### PROVIDED RECORDS

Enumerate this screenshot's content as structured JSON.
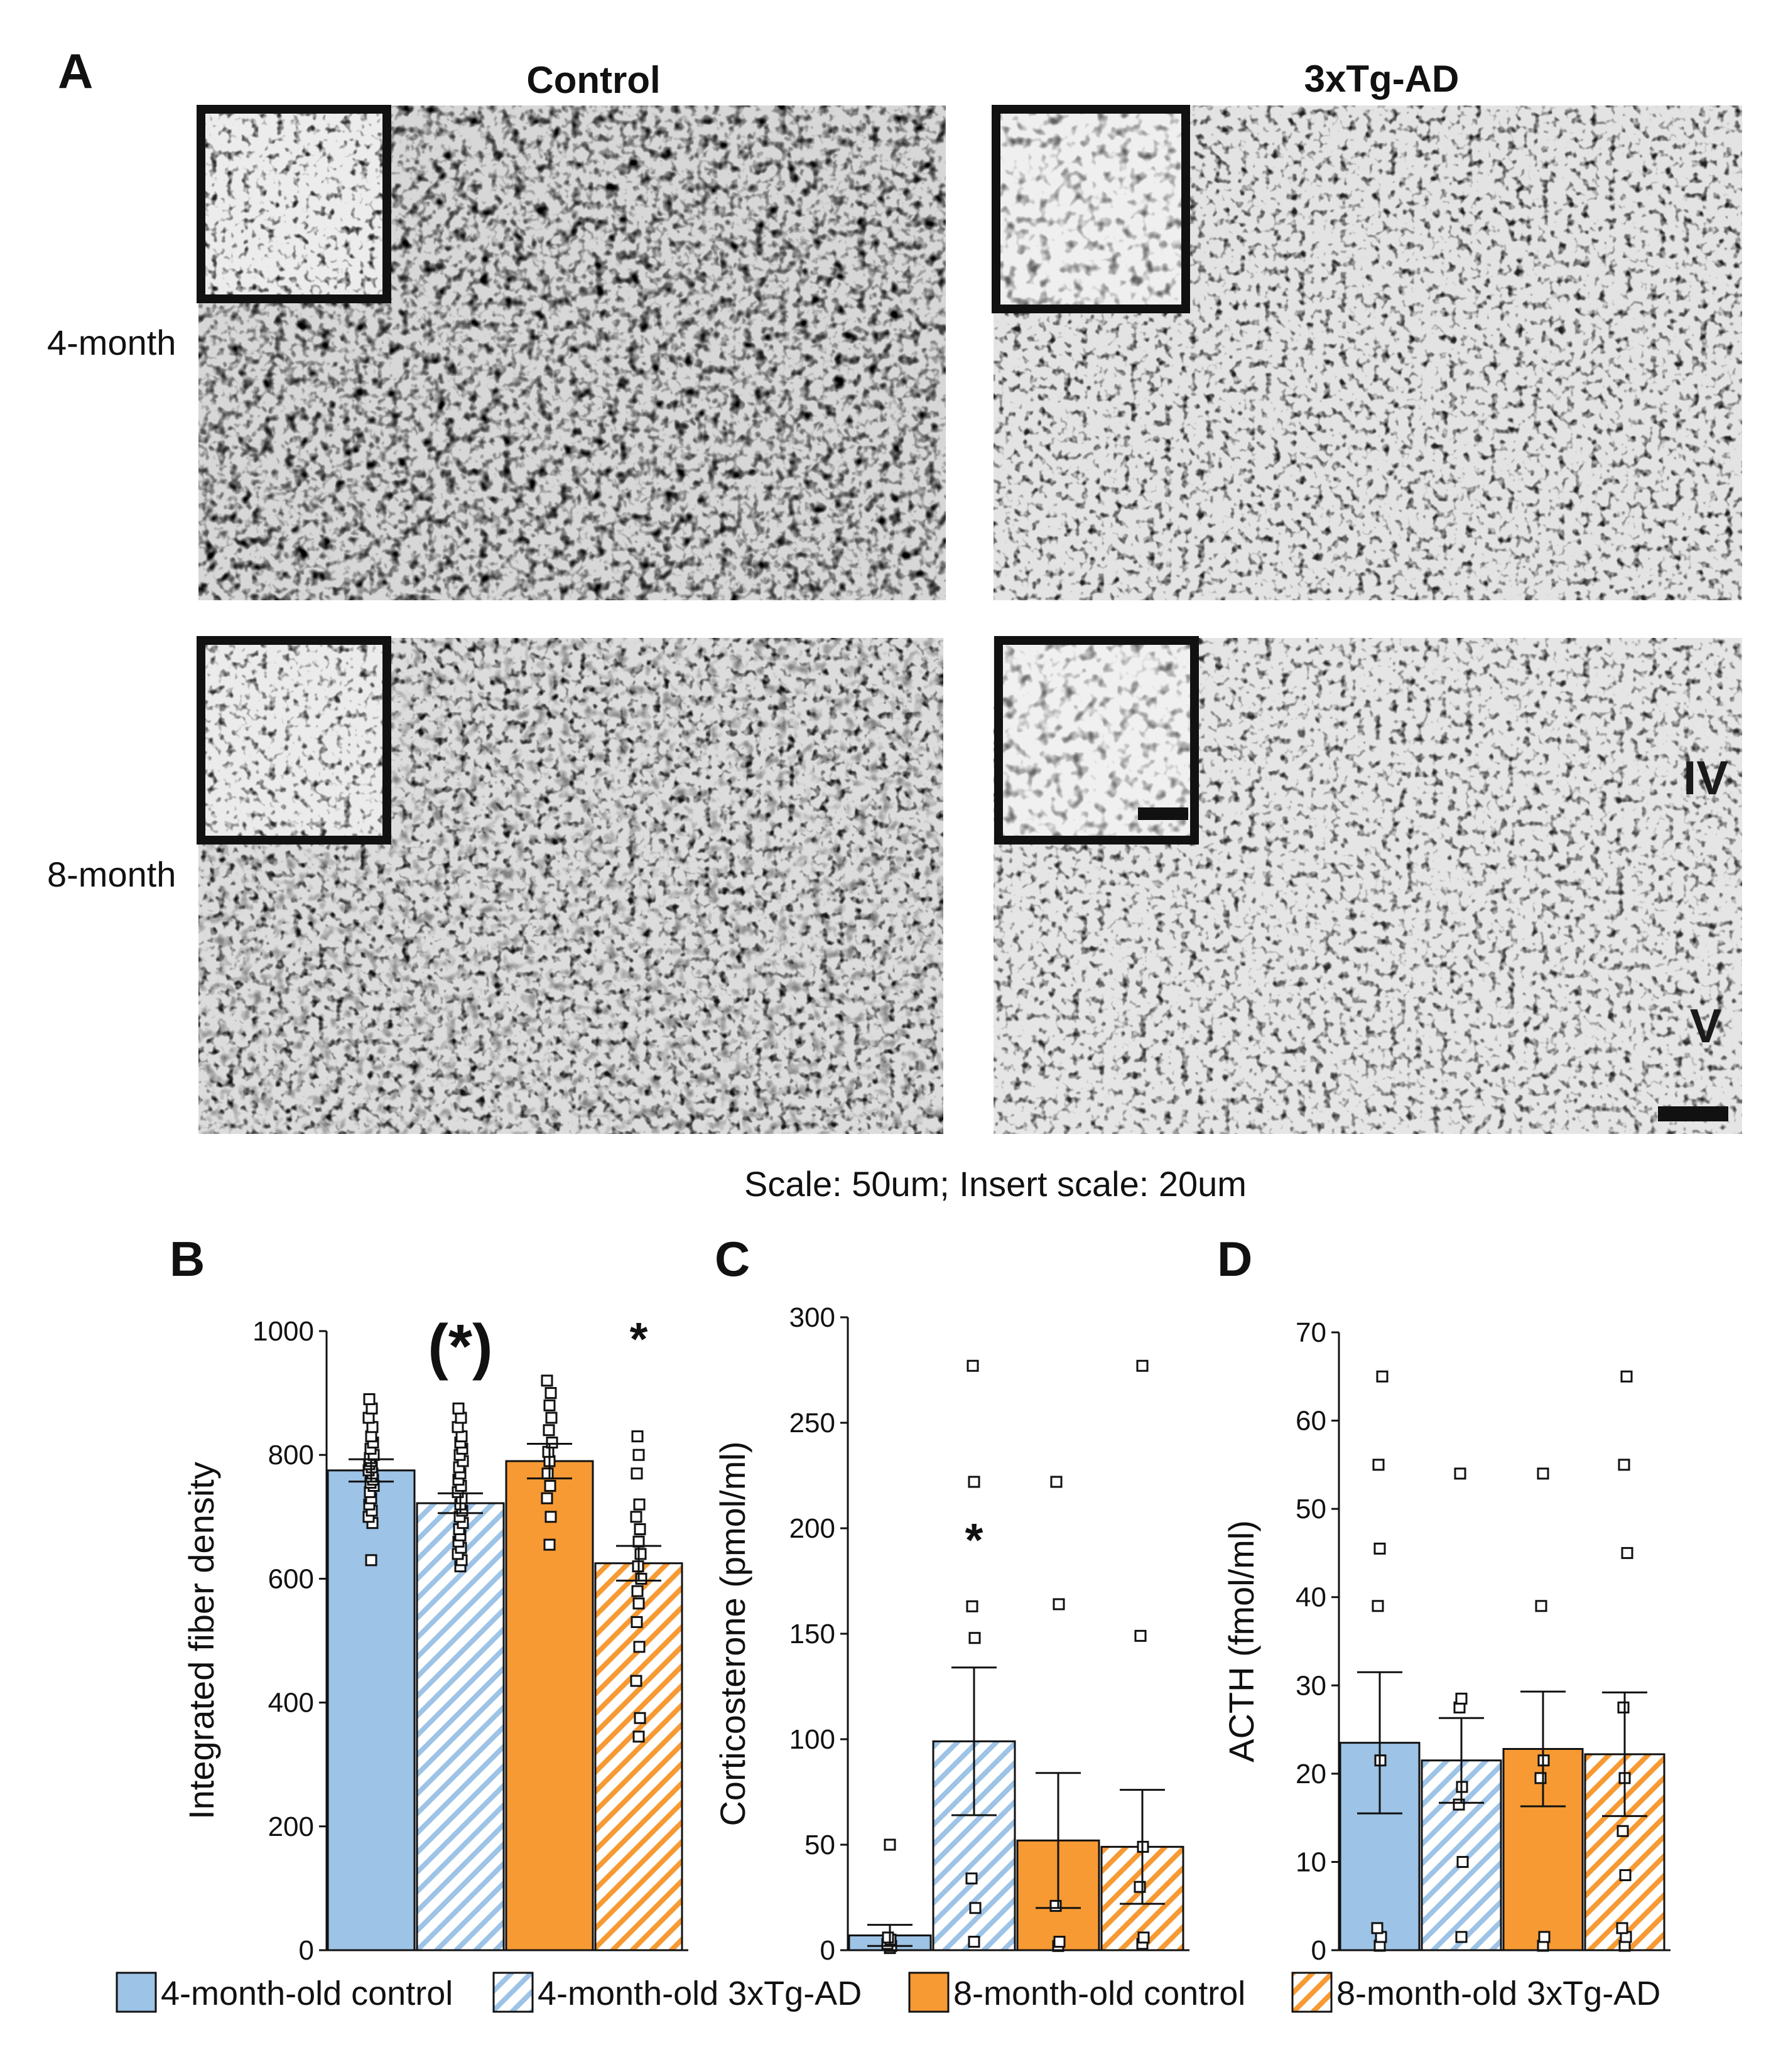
{
  "figure": {
    "panel_a": {
      "letter": "A",
      "col_titles": [
        "Control",
        "3xTg-AD"
      ],
      "row_labels": [
        "4-month",
        "8-month"
      ],
      "layer_labels": [
        "IV",
        "V"
      ],
      "caption": "Scale: 50um; Insert  scale: 20um"
    }
  },
  "legend": {
    "items": [
      {
        "label": "4-month-old control",
        "color": "#9dc3e6",
        "hatch": false
      },
      {
        "label": "4-month-old 3xTg-AD",
        "color": "#9dc3e6",
        "hatch": true
      },
      {
        "label": "8-month-old control",
        "color": "#f79a33",
        "hatch": false
      },
      {
        "label": "8-month-old 3xTg-AD",
        "color": "#f79a33",
        "hatch": true
      }
    ]
  },
  "colors": {
    "blue": "#9dc3e6",
    "orange": "#f79a33",
    "ink": "#111111"
  },
  "chart_data": [
    {
      "panel": "B",
      "type": "bar",
      "ylabel": "Integrated  fiber density",
      "ylim": [
        0,
        1000
      ],
      "yticks": [
        0,
        200,
        400,
        600,
        800,
        1000
      ],
      "groups": [
        "4-month-old control",
        "4-month-old 3xTg-AD",
        "8-month-old control",
        "8-month-old 3xTg-AD"
      ],
      "values": [
        775,
        722,
        790,
        625
      ],
      "errors": [
        18,
        16,
        28,
        28
      ],
      "significance": [
        "",
        "(*)",
        "",
        "*"
      ],
      "points": [
        [
          630,
          690,
          700,
          710,
          720,
          730,
          740,
          750,
          755,
          760,
          765,
          770,
          775,
          780,
          785,
          790,
          795,
          800,
          810,
          820,
          830,
          845,
          860,
          875,
          890
        ],
        [
          620,
          630,
          640,
          650,
          660,
          670,
          680,
          690,
          700,
          710,
          720,
          730,
          740,
          750,
          760,
          770,
          780,
          790,
          800,
          810,
          820,
          830,
          845,
          860,
          875
        ],
        [
          655,
          700,
          730,
          750,
          770,
          790,
          805,
          820,
          840,
          860,
          880,
          900,
          920
        ],
        [
          345,
          375,
          435,
          490,
          530,
          560,
          580,
          600,
          620,
          640,
          660,
          680,
          700,
          720,
          770,
          800,
          830
        ]
      ]
    },
    {
      "panel": "C",
      "type": "bar",
      "ylabel": "Corticosterone (pmol/ml)",
      "ylim": [
        0,
        300
      ],
      "yticks": [
        0,
        50,
        100,
        150,
        200,
        250,
        300
      ],
      "groups": [
        "4-month-old control",
        "4-month-old 3xTg-AD",
        "8-month-old control",
        "8-month-old 3xTg-AD"
      ],
      "values": [
        7,
        99,
        52,
        49
      ],
      "errors": [
        5,
        35,
        32,
        27
      ],
      "significance": [
        "",
        "*",
        "",
        ""
      ],
      "points": [
        [
          1,
          2,
          3,
          5,
          6,
          50
        ],
        [
          4,
          20,
          34,
          148,
          163,
          222,
          277
        ],
        [
          2,
          4,
          21,
          164,
          222
        ],
        [
          3,
          6,
          30,
          49,
          149,
          277
        ]
      ]
    },
    {
      "panel": "D",
      "type": "bar",
      "ylabel": "ACTH (fmol/ml)",
      "ylim": [
        0,
        70
      ],
      "yticks": [
        0,
        10,
        20,
        30,
        40,
        50,
        60,
        70
      ],
      "groups": [
        "4-month-old control",
        "4-month-old 3xTg-AD",
        "8-month-old control",
        "8-month-old 3xTg-AD"
      ],
      "values": [
        23.5,
        21.5,
        22.8,
        22.2
      ],
      "errors": [
        8,
        4.8,
        6.5,
        7
      ],
      "significance": [
        "",
        "",
        "",
        ""
      ],
      "points": [
        [
          0.5,
          1.5,
          2.5,
          21.5,
          39,
          45.5,
          55,
          65
        ],
        [
          1.5,
          10,
          16.5,
          18.5,
          27.5,
          28.5,
          54
        ],
        [
          0.5,
          1.5,
          19.5,
          21.5,
          39,
          54
        ],
        [
          0.5,
          1.5,
          2.5,
          8.5,
          13.5,
          19.5,
          27.5,
          45,
          55,
          65
        ]
      ]
    }
  ]
}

######

• **EXERCISE**
Write out the entries again, exactly as given, skipping any images.

• **RESULT OF THE EXERCISE**
Enumerate this screenshot's content as structured JSON.
{
  "figure": {
    "panel_a": {
      "letter": "A",
      "col_titles": [
        "Control",
        "3xTg-AD"
      ],
      "row_labels": [
        "4-month",
        "8-month"
      ],
      "layer_labels": [
        "IV",
        "V"
      ],
      "caption": "Scale: 50um; Insert  scale: 20um"
    }
  },
  "legend": {
    "items": [
      {
        "label": "4-month-old control",
        "color": "#9dc3e6",
        "hatch": false
      },
      {
        "label": "4-month-old 3xTg-AD",
        "color": "#9dc3e6",
        "hatch": true
      },
      {
        "label": "8-month-old control",
        "color": "#f79a33",
        "hatch": false
      },
      {
        "label": "8-month-old 3xTg-AD",
        "color": "#f79a33",
        "hatch": true
      }
    ]
  },
  "colors": {
    "blue": "#9dc3e6",
    "orange": "#f79a33",
    "ink": "#111111"
  },
  "chart_data": [
    {
      "panel": "B",
      "type": "bar",
      "ylabel": "Integrated  fiber density",
      "ylim": [
        0,
        1000
      ],
      "yticks": [
        0,
        200,
        400,
        600,
        800,
        1000
      ],
      "groups": [
        "4-month-old control",
        "4-month-old 3xTg-AD",
        "8-month-old control",
        "8-month-old 3xTg-AD"
      ],
      "values": [
        775,
        722,
        790,
        625
      ],
      "errors": [
        18,
        16,
        28,
        28
      ],
      "significance": [
        "",
        "(*)",
        "",
        "*"
      ],
      "points": [
        [
          630,
          690,
          700,
          710,
          720,
          730,
          740,
          750,
          755,
          760,
          765,
          770,
          775,
          780,
          785,
          790,
          795,
          800,
          810,
          820,
          830,
          845,
          860,
          875,
          890
        ],
        [
          620,
          630,
          640,
          650,
          660,
          670,
          680,
          690,
          700,
          710,
          720,
          730,
          740,
          750,
          760,
          770,
          780,
          790,
          800,
          810,
          820,
          830,
          845,
          860,
          875
        ],
        [
          655,
          700,
          730,
          750,
          770,
          790,
          805,
          820,
          840,
          860,
          880,
          900,
          920
        ],
        [
          345,
          375,
          435,
          490,
          530,
          560,
          580,
          600,
          620,
          640,
          660,
          680,
          700,
          720,
          770,
          800,
          830
        ]
      ]
    },
    {
      "panel": "C",
      "type": "bar",
      "ylabel": "Corticosterone (pmol/ml)",
      "ylim": [
        0,
        300
      ],
      "yticks": [
        0,
        50,
        100,
        150,
        200,
        250,
        300
      ],
      "groups": [
        "4-month-old control",
        "4-month-old 3xTg-AD",
        "8-month-old control",
        "8-month-old 3xTg-AD"
      ],
      "values": [
        7,
        99,
        52,
        49
      ],
      "errors": [
        5,
        35,
        32,
        27
      ],
      "significance": [
        "",
        "*",
        "",
        ""
      ],
      "points": [
        [
          1,
          2,
          3,
          5,
          6,
          50
        ],
        [
          4,
          20,
          34,
          148,
          163,
          222,
          277
        ],
        [
          2,
          4,
          21,
          164,
          222
        ],
        [
          3,
          6,
          30,
          49,
          149,
          277
        ]
      ]
    },
    {
      "panel": "D",
      "type": "bar",
      "ylabel": "ACTH (fmol/ml)",
      "ylim": [
        0,
        70
      ],
      "yticks": [
        0,
        10,
        20,
        30,
        40,
        50,
        60,
        70
      ],
      "groups": [
        "4-month-old control",
        "4-month-old 3xTg-AD",
        "8-month-old control",
        "8-month-old 3xTg-AD"
      ],
      "values": [
        23.5,
        21.5,
        22.8,
        22.2
      ],
      "errors": [
        8,
        4.8,
        6.5,
        7
      ],
      "significance": [
        "",
        "",
        "",
        ""
      ],
      "points": [
        [
          0.5,
          1.5,
          2.5,
          21.5,
          39,
          45.5,
          55,
          65
        ],
        [
          1.5,
          10,
          16.5,
          18.5,
          27.5,
          28.5,
          54
        ],
        [
          0.5,
          1.5,
          19.5,
          21.5,
          39,
          54
        ],
        [
          0.5,
          1.5,
          2.5,
          8.5,
          13.5,
          19.5,
          27.5,
          45,
          55,
          65
        ]
      ]
    }
  ]
}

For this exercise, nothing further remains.